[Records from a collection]
• • • • • • •
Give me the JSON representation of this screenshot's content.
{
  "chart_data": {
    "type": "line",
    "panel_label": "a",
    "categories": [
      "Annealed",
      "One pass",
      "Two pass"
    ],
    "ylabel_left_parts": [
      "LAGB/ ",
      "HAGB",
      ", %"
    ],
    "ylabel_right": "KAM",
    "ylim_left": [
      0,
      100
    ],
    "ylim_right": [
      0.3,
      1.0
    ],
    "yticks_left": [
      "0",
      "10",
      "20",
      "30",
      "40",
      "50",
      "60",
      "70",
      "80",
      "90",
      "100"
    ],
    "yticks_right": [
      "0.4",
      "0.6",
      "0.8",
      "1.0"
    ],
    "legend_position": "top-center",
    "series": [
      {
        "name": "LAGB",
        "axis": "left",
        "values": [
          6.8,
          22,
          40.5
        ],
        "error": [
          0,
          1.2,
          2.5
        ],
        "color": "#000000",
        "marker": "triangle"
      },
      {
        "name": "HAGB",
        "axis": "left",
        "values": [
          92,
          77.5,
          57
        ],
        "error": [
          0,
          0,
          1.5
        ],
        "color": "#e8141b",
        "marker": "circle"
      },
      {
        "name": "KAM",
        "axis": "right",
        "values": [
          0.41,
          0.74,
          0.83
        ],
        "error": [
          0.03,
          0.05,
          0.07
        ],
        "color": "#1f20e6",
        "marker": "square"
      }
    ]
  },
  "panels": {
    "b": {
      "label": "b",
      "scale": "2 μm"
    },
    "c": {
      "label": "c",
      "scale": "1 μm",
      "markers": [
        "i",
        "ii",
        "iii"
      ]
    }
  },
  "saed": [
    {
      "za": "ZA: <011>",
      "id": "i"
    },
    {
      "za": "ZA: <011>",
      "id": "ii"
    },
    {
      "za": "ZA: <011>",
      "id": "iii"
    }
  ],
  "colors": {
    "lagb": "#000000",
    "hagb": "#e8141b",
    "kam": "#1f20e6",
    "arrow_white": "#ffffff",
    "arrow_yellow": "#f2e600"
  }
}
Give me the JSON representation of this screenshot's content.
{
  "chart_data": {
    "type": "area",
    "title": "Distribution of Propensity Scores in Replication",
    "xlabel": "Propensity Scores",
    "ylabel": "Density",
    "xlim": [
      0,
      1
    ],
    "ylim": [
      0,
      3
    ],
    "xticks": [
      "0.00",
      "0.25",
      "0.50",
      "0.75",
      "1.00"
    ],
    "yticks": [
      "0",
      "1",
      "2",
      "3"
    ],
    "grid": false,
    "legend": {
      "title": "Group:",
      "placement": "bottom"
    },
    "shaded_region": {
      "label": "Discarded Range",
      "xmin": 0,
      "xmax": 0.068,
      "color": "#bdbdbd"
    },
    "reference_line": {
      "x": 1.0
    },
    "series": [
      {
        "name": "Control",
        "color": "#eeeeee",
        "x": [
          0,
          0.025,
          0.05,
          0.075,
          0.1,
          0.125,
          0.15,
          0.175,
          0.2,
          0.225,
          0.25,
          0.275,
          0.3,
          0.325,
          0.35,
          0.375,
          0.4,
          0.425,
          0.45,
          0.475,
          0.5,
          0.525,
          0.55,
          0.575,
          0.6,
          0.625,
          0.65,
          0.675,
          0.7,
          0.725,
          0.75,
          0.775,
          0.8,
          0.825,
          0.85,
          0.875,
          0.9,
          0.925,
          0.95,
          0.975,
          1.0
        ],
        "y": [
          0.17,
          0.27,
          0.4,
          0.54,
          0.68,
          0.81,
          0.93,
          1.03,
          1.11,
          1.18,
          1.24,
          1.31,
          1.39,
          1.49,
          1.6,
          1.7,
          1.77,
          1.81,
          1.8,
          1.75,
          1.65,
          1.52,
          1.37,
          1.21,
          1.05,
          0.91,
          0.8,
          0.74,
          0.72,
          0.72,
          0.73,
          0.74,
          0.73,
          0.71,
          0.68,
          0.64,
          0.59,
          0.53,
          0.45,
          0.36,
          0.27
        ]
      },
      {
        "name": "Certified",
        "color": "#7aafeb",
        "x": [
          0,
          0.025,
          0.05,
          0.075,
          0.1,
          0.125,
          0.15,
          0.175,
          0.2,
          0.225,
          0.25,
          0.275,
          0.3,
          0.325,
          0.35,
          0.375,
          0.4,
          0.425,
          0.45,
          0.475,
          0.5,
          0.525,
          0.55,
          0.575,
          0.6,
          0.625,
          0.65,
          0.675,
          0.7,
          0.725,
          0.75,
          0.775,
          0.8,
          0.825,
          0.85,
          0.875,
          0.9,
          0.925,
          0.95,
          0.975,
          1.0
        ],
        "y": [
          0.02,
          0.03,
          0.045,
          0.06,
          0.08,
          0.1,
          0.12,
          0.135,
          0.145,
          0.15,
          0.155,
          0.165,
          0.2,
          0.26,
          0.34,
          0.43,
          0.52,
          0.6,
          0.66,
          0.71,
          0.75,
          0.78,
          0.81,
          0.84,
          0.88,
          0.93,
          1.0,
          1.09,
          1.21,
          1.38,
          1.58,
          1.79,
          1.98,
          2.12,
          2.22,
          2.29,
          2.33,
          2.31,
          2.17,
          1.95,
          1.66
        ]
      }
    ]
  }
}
• • • • • • •
## Short task
In the entries above, count each line that holds "name". Give the total and nothing else.

## Response to the exercise
5